Copy out each line that mentions the word "Temperature".

[Figure contents as structured data]
┌──
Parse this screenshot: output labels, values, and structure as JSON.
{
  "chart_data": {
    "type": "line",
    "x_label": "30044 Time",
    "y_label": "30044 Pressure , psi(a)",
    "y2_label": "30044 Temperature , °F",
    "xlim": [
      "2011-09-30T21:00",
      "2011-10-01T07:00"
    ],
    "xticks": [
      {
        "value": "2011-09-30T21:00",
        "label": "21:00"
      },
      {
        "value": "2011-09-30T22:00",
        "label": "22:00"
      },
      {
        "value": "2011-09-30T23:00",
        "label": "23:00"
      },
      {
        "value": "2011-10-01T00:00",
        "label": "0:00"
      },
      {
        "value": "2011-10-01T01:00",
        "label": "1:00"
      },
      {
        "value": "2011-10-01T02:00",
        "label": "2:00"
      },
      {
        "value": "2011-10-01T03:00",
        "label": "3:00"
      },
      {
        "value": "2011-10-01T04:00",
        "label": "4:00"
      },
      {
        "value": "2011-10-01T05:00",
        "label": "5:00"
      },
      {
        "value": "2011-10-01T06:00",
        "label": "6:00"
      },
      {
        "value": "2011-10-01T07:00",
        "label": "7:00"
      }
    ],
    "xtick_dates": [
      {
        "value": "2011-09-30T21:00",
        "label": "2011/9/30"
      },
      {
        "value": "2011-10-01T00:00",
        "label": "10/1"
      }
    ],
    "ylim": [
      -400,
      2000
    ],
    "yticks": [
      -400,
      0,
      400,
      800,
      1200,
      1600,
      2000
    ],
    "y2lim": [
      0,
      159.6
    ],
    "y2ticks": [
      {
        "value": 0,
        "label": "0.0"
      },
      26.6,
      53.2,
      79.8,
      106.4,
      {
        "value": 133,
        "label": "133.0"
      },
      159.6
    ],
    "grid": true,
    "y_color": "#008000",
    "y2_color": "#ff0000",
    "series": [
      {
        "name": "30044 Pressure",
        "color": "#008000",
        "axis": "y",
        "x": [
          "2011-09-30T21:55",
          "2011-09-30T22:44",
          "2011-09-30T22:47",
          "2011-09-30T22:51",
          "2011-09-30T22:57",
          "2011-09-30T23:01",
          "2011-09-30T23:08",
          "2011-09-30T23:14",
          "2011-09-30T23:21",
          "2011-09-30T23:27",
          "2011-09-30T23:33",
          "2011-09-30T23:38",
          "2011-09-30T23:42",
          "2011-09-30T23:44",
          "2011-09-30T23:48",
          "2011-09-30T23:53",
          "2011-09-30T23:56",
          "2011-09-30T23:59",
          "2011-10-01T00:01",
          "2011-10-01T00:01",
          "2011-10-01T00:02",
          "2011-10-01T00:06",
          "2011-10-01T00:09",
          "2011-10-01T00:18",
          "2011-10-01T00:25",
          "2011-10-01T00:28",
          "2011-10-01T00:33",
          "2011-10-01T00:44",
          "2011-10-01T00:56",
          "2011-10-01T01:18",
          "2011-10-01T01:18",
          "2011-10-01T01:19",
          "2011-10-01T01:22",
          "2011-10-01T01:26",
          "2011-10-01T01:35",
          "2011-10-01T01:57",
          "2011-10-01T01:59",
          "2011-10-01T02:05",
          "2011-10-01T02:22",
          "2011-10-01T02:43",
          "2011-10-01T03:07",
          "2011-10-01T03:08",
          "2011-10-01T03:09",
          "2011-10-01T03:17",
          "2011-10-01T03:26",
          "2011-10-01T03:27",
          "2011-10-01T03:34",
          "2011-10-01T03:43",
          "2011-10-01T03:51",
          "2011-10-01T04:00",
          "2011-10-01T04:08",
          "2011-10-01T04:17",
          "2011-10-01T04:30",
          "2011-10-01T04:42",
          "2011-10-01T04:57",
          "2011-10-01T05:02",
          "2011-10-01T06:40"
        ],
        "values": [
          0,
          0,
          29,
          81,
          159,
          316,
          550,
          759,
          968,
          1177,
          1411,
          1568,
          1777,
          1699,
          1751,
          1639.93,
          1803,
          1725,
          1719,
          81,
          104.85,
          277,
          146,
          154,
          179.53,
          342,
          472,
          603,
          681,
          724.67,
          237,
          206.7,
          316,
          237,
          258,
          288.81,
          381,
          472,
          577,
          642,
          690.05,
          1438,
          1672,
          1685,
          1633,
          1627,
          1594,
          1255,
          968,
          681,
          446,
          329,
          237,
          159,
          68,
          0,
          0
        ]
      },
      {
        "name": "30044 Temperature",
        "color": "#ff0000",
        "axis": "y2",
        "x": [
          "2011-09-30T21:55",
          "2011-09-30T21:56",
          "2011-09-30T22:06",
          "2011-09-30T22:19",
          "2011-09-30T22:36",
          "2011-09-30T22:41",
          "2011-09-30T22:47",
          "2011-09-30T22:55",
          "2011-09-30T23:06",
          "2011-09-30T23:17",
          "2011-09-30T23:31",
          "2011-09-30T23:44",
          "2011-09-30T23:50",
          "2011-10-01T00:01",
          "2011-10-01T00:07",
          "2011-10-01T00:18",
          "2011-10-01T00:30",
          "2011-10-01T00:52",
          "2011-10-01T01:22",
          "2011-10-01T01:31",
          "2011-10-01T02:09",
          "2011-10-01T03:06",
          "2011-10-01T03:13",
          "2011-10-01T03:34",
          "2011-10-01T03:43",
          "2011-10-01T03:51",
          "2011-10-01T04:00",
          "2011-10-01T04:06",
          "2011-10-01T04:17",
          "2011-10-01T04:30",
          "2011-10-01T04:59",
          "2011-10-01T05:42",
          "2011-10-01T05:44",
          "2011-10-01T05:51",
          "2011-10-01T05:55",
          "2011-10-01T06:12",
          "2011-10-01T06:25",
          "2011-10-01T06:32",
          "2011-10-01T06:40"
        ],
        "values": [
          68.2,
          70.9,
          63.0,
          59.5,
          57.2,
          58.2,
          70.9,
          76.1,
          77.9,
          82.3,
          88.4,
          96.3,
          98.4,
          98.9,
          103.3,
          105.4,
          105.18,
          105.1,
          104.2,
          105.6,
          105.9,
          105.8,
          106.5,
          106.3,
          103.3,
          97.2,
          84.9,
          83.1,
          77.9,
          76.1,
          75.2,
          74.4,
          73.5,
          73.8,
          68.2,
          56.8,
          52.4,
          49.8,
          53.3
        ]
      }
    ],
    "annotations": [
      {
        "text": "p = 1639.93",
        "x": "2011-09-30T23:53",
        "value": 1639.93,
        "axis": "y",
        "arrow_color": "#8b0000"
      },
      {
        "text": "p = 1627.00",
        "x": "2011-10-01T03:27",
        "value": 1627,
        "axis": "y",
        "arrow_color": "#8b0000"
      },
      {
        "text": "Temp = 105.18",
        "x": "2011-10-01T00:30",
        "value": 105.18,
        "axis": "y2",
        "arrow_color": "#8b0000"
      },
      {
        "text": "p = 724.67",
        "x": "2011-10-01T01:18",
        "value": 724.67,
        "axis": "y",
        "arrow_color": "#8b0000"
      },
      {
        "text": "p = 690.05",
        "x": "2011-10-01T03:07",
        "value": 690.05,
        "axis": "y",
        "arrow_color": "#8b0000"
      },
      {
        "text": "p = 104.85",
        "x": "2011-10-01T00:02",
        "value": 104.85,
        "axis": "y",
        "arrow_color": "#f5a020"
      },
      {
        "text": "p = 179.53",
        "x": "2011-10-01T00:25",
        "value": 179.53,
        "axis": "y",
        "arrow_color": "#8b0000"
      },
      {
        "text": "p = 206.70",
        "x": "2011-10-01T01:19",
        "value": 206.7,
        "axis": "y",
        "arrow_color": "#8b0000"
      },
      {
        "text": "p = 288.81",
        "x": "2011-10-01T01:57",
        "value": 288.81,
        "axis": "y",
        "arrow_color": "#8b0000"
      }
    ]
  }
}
└──
Answer below
    "y2_label": "30044 Temperature , °F",
        "name": "30044 Temperature",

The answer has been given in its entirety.